Comb through the entries for "Insights" and pull out each line that holds it.

··· PROVIDED MATERIAL

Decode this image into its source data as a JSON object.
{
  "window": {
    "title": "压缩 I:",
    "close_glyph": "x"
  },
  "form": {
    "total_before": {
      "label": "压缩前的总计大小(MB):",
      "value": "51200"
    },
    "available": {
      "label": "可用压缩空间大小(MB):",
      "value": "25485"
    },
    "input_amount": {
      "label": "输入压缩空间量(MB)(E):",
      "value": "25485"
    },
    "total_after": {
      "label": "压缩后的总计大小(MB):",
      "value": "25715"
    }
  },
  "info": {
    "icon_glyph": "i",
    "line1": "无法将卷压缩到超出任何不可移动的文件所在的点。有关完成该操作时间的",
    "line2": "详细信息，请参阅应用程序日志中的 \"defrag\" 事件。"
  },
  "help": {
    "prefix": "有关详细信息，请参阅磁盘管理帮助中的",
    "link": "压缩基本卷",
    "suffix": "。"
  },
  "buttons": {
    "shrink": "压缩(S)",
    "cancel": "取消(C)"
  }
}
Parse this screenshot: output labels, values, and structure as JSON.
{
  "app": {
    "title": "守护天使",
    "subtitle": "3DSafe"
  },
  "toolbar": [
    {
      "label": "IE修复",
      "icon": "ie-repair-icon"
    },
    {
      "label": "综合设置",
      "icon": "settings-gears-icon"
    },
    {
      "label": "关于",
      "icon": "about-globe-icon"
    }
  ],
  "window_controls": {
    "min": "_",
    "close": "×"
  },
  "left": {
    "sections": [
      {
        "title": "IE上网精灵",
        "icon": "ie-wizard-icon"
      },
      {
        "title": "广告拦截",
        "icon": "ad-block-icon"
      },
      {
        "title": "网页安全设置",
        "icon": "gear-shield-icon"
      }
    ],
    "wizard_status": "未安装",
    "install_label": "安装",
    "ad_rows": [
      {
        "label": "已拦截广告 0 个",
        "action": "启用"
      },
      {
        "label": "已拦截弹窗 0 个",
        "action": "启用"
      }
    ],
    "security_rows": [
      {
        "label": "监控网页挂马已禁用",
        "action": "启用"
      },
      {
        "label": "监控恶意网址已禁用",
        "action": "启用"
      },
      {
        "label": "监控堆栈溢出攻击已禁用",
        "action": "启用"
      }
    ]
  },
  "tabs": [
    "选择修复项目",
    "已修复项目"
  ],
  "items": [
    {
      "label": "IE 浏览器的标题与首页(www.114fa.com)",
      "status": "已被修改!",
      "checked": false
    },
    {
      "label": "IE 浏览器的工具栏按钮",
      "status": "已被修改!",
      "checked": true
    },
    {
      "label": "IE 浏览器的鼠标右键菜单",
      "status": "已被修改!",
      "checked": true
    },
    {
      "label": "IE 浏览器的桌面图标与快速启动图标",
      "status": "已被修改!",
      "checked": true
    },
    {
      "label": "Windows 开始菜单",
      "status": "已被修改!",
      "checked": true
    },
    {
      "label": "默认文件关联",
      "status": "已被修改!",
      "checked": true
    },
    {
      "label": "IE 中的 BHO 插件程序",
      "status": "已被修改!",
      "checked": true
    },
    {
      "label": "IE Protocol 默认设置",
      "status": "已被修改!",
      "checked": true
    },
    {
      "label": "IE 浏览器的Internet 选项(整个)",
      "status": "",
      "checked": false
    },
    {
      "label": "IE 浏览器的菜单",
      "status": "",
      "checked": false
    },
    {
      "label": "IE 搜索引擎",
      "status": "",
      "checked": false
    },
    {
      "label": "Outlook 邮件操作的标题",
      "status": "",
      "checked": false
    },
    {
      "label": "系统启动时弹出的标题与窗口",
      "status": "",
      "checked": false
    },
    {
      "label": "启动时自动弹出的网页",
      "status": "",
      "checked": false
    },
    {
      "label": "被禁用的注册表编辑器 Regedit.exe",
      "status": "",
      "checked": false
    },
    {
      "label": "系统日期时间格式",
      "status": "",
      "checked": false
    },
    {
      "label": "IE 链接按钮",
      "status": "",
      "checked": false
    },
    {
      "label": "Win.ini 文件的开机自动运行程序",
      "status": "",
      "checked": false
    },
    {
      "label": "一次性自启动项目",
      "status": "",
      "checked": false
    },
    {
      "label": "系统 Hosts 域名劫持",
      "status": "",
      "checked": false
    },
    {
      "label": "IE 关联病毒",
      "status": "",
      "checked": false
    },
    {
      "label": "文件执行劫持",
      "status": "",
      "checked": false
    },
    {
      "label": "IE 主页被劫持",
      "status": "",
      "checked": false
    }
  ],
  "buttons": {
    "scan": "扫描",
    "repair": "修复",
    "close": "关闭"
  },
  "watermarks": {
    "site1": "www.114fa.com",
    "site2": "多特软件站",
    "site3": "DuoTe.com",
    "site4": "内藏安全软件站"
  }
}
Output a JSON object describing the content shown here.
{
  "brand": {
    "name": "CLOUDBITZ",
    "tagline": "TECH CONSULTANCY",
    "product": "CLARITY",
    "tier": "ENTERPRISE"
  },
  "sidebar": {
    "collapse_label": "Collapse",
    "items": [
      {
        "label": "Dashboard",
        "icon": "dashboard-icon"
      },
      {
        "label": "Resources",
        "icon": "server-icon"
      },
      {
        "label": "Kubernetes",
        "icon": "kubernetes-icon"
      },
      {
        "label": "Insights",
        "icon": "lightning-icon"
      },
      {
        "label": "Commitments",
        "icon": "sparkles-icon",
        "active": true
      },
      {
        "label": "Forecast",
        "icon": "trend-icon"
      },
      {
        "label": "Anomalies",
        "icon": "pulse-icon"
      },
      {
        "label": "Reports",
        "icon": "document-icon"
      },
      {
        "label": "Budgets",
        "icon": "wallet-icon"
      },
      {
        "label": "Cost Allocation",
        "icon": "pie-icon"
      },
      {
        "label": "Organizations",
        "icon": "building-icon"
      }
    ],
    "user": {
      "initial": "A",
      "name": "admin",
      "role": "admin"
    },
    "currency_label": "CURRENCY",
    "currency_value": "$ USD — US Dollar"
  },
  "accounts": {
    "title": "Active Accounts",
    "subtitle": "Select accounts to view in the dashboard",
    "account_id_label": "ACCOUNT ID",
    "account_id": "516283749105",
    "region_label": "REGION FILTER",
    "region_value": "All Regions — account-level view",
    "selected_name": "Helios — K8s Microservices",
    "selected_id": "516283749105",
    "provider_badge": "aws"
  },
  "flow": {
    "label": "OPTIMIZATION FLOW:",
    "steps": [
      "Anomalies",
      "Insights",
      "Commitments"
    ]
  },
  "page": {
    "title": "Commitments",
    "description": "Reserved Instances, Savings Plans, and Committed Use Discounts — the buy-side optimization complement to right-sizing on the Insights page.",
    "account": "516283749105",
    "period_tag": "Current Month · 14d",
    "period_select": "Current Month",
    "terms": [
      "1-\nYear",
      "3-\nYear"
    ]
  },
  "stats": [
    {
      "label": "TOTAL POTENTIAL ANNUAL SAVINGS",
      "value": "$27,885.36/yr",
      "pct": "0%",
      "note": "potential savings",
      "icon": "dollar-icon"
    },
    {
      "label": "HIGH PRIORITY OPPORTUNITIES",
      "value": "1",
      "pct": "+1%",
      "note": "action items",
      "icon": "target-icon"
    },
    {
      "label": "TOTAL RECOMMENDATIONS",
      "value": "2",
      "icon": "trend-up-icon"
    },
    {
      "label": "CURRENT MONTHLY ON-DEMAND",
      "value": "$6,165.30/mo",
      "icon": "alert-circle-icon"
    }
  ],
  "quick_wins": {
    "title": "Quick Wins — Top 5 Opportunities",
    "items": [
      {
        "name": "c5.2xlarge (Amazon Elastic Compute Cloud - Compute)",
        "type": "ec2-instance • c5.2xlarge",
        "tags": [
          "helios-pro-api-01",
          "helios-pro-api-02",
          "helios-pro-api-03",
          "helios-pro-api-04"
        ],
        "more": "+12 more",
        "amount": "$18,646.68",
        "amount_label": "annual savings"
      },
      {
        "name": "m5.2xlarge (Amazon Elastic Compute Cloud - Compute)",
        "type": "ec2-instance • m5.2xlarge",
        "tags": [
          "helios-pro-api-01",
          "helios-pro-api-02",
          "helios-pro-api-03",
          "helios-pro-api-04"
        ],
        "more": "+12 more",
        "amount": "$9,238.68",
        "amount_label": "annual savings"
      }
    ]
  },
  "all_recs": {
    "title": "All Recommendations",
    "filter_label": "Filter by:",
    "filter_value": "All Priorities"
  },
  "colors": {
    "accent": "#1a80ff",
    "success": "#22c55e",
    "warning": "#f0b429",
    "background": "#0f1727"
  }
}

······

* _TASK ANSWER_
        "label": "Insights",
      "Insights",
    "description": "Reserved Instances, Savings Plans, and Committed Use Discounts — the buy-side optimization complement to right-sizing on the Insights page.",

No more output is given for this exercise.